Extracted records

(begin)

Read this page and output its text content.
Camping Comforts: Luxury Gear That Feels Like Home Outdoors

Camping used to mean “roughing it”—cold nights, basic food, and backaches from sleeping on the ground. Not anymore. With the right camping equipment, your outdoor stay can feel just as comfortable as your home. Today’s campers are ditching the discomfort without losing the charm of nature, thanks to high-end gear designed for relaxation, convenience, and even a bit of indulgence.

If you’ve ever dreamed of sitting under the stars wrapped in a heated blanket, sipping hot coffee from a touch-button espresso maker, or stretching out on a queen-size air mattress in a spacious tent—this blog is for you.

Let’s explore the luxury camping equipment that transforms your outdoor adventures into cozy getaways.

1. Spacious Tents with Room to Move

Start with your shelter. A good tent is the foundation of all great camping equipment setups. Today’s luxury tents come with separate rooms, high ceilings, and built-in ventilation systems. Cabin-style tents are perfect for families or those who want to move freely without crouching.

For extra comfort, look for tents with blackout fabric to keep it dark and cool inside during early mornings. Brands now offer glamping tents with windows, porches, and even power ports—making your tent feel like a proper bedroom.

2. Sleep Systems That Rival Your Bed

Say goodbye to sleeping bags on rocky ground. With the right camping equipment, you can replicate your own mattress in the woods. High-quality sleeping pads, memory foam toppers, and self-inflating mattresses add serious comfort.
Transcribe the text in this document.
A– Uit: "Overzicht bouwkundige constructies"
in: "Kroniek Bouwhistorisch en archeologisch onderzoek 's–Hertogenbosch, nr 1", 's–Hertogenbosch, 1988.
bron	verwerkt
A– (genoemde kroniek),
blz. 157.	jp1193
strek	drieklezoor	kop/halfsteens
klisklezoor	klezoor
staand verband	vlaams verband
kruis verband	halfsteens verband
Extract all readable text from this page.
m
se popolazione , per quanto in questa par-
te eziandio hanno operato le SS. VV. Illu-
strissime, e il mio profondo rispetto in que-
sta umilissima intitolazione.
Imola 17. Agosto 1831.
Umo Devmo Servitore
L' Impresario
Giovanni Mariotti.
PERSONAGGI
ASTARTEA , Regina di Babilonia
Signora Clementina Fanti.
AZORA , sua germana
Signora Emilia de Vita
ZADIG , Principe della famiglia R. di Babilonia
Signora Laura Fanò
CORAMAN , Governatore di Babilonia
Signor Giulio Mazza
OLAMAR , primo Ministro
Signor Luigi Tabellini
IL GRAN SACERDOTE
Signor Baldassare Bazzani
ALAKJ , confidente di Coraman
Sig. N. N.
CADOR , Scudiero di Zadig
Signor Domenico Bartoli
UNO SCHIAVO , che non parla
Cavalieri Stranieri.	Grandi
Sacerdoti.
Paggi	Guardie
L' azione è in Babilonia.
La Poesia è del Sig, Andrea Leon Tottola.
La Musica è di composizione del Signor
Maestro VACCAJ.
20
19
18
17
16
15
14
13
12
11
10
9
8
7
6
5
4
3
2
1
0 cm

(end)

| Exercise instructions |
The listing above should be transcribed in full, exactly as written.

| The completed task |
Read this page and output its text content.
Camping Comforts: Luxury Gear That Feels Like Home Outdoors

Camping used to mean “roughing it”—cold nights, basic food, and backaches from sleeping on the ground. Not anymore. With the right camping equipment, your outdoor stay can feel just as comfortable as your home. Today’s campers are ditching the discomfort without losing the charm of nature, thanks to high-end gear designed for relaxation, convenience, and even a bit of indulgence.

If you’ve ever dreamed of sitting under the stars wrapped in a heated blanket, sipping hot coffee from a touch-button espresso maker, or stretching out on a queen-size air mattress in a spacious tent—this blog is for you.

Let’s explore the luxury camping equipment that transforms your outdoor adventures into cozy getaways.

1. Spacious Tents with Room to Move

Start with your shelter. A good tent is the foundation of all great camping equipment setups. Today’s luxury tents come with separate rooms, high ceilings, and built-in ventilation systems. Cabin-style tents are perfect for families or those who want to move freely without crouching.

For extra comfort, look for tents with blackout fabric to keep it dark and cool inside during early mornings. Brands now offer glamping tents with windows, porches, and even power ports—making your tent feel like a proper bedroom.

2. Sleep Systems That Rival Your Bed

Say goodbye to sleeping bags on rocky ground. With the right camping equipment, you can replicate your own mattress in the woods. High-quality sleeping pads, memory foam toppers, and self-inflating mattresses add serious comfort.
Transcribe the text in this document.
A– Uit: "Overzicht bouwkundige constructies"
in: "Kroniek Bouwhistorisch en archeologisch onderzoek 's–Hertogenbosch, nr 1", 's–Hertogenbosch, 1988.
bron	verwerkt
A– (genoemde kroniek),
blz. 157.	jp1193
strek	drieklezoor	kop/halfsteens
klisklezoor	klezoor
staand verband	vlaams verband
kruis verband	halfsteens verband
Extract all readable text from this page.
m
se popolazione , per quanto in questa par-
te eziandio hanno operato le SS. VV. Illu-
strissime, e il mio profondo rispetto in que-
sta umilissima intitolazione.
Imola 17. Agosto 1831.
Umo Devmo Servitore
L' Impresario
Giovanni Mariotti.
PERSONAGGI
ASTARTEA , Regina di Babilonia
Signora Clementina Fanti.
AZORA , sua germana
Signora Emilia de Vita
ZADIG , Principe della famiglia R. di Babilonia
Signora Laura Fanò
CORAMAN , Governatore di Babilonia
Signor Giulio Mazza
OLAMAR , primo Ministro
Signor Luigi Tabellini
IL GRAN SACERDOTE
Signor Baldassare Bazzani
ALAKJ , confidente di Coraman
Sig. N. N.
CADOR , Scudiero di Zadig
Signor Domenico Bartoli
UNO SCHIAVO , che non parla
Cavalieri Stranieri.	Grandi
Sacerdoti.
Paggi	Guardie
L' azione è in Babilonia.
La Poesia è del Sig, Andrea Leon Tottola.
La Musica è di composizione del Signor
Maestro VACCAJ.
20
19
18
17
16
15
14
13
12
11
10
9
8
7
6
5
4
3
2
1
0 cm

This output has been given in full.